**Objective:**
Skip all pictures, then print the remaining material exactly.

___ Stored data

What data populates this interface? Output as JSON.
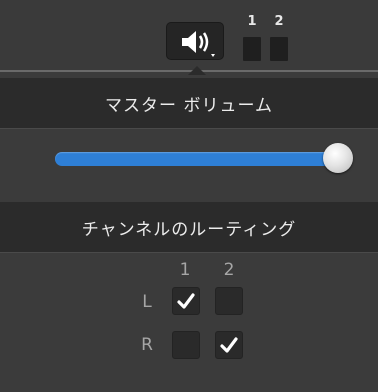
{
  "toolbar": {
    "speaker_icon": "speaker-volume-icon",
    "meters": [
      {
        "label": "1",
        "level": 0
      },
      {
        "label": "2",
        "level": 0
      }
    ]
  },
  "master_volume": {
    "title": "マスター ボリューム",
    "value": 1.0,
    "accent_color": "#2e7fd6"
  },
  "routing": {
    "title": "チャンネルのルーティング",
    "columns": [
      "1",
      "2"
    ],
    "rows": [
      {
        "label": "L",
        "checked": [
          true,
          false
        ]
      },
      {
        "label": "R",
        "checked": [
          false,
          true
        ]
      }
    ]
  }
}
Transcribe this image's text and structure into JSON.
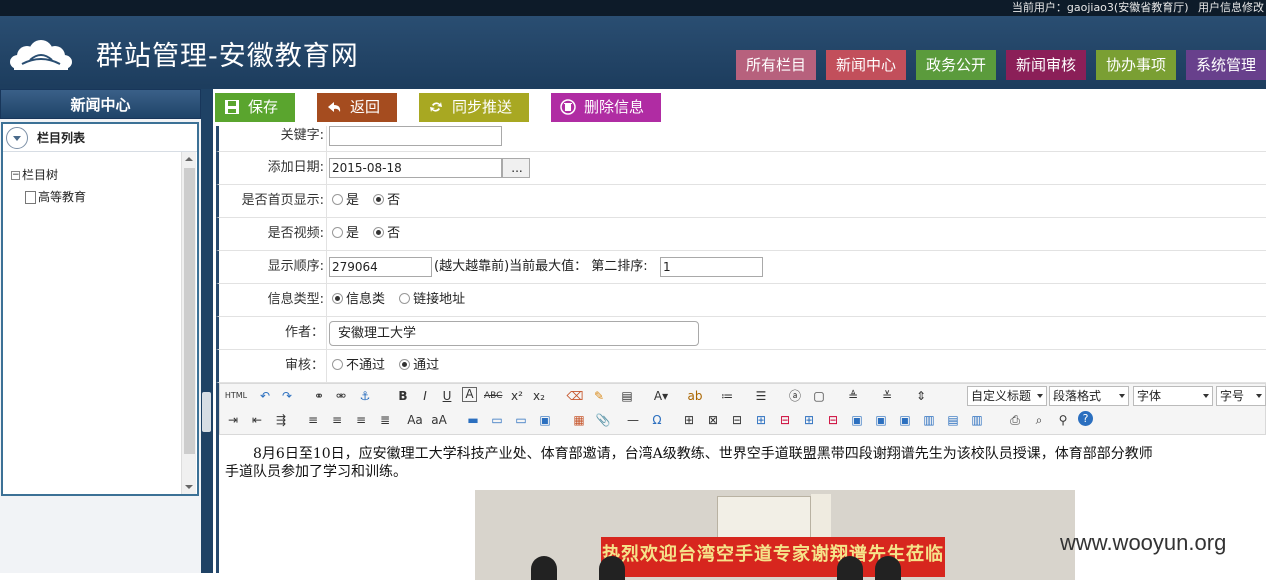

______

**Response to this exercise:**
What data populates this interface? Output as JSON.
{
  "toolbar": {
    "speaker_icon": "speaker-volume-icon",
    "meters": [
      {
        "label": "1",
        "level": 0
      },
      {
        "label": "2",
        "level": 0
      }
    ]
  },
  "master_volume": {
    "title": "マスター ボリューム",
    "value": 1.0,
    "accent_color": "#2e7fd6"
  },
  "routing": {
    "title": "チャンネルのルーティング",
    "columns": [
      "1",
      "2"
    ],
    "rows": [
      {
        "label": "L",
        "checked": [
          true,
          false
        ]
      },
      {
        "label": "R",
        "checked": [
          false,
          true
        ]
      }
    ]
  }
}
Transcribe this image's text and structure into JSON.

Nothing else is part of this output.